■ **Task prompt**:
Count how many lines of the material hold "sprawę". Respond with that number alone.

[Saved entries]
## Start

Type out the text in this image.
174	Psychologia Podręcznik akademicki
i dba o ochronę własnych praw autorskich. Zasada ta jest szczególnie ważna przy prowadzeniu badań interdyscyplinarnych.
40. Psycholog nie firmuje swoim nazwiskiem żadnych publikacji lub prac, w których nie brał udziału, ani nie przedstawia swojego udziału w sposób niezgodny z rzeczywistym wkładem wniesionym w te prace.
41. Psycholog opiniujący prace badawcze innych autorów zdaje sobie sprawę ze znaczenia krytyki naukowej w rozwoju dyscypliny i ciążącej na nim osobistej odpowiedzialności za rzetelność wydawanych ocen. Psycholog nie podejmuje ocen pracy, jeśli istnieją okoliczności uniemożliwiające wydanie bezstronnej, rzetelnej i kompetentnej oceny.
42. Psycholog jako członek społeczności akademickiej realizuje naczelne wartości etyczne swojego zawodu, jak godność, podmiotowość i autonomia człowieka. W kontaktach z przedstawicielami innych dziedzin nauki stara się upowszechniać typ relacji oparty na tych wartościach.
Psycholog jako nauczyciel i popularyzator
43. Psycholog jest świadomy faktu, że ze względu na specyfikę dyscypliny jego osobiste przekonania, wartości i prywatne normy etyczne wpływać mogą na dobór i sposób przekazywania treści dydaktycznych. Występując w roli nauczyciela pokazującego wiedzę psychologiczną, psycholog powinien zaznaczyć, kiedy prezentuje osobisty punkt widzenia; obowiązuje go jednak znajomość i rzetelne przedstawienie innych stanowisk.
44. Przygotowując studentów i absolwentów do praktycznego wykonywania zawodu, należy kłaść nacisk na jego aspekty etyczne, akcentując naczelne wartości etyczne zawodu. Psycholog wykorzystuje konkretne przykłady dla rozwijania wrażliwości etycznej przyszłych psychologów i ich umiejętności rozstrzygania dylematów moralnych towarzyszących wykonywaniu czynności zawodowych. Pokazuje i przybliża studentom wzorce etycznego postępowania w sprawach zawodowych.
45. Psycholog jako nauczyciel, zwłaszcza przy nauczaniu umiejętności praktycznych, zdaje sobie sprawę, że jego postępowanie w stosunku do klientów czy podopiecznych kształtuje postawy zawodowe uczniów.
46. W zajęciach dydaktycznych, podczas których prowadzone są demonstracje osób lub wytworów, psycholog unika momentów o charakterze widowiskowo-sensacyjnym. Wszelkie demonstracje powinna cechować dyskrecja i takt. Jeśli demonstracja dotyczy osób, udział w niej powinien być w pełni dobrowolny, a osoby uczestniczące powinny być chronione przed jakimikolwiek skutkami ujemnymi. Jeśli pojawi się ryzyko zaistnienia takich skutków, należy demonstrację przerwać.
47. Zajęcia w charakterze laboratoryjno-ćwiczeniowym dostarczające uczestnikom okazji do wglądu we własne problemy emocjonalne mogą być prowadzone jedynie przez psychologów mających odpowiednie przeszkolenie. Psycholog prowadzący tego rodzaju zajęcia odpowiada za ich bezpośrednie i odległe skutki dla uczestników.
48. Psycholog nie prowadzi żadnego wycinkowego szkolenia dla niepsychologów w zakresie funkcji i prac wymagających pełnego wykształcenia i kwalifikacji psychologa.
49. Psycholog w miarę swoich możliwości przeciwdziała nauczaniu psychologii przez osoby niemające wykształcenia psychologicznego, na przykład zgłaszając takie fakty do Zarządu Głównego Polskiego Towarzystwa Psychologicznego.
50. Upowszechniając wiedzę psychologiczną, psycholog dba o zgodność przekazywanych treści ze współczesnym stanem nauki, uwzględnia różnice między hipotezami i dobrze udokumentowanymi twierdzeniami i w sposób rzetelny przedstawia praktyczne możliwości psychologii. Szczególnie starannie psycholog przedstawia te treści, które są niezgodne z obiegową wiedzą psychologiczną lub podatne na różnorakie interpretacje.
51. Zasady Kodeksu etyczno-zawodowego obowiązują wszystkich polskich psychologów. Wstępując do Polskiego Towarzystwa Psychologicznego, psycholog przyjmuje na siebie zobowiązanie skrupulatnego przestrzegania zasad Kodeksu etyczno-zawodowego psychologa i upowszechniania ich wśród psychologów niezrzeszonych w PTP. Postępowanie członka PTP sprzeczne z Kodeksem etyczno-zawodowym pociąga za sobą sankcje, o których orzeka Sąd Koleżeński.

## End

■ **Response to this exercise**:
2